EXERCISE OBJECTIVE: Retype the items character for character, starting with the very first line and going on through the line containing "font-a-icon: [94, 8, 116, 30]", including that line.

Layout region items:
________________________

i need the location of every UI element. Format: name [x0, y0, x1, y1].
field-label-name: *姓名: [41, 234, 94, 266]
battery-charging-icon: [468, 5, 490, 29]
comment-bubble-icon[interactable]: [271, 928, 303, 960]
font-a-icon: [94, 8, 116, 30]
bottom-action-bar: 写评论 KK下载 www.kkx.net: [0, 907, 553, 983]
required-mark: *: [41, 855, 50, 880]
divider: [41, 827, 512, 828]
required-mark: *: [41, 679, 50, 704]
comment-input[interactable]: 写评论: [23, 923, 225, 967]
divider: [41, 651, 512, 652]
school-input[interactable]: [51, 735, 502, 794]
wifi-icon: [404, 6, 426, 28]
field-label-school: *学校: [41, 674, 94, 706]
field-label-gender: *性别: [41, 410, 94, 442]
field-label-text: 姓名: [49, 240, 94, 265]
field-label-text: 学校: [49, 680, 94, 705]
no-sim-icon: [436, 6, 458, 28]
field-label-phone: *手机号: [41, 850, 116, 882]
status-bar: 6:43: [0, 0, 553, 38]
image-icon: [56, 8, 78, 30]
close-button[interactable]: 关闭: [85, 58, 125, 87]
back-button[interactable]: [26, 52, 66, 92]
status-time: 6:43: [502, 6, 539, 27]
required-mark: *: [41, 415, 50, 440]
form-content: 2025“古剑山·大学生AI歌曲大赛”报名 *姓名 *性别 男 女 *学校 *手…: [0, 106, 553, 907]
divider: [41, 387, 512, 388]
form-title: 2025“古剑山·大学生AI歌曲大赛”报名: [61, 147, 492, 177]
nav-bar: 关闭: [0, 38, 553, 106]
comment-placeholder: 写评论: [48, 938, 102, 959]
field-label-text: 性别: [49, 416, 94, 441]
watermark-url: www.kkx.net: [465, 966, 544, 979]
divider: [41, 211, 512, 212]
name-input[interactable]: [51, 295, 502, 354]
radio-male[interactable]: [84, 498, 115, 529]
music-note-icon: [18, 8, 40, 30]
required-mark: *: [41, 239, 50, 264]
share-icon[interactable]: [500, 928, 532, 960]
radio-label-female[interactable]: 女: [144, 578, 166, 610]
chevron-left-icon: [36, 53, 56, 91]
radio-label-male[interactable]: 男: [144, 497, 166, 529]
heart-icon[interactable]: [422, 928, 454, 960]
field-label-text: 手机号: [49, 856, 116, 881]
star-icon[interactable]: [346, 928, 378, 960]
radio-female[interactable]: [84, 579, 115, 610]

________________________

EXERCISE ANSWER:
i need the location of every UI element. Format: name [x0, y0, x1, y1].
field-label-name: *姓名: [41, 234, 94, 266]
battery-charging-icon: [468, 5, 490, 29]
comment-bubble-icon[interactable]: [271, 928, 303, 960]
font-a-icon: [94, 8, 116, 30]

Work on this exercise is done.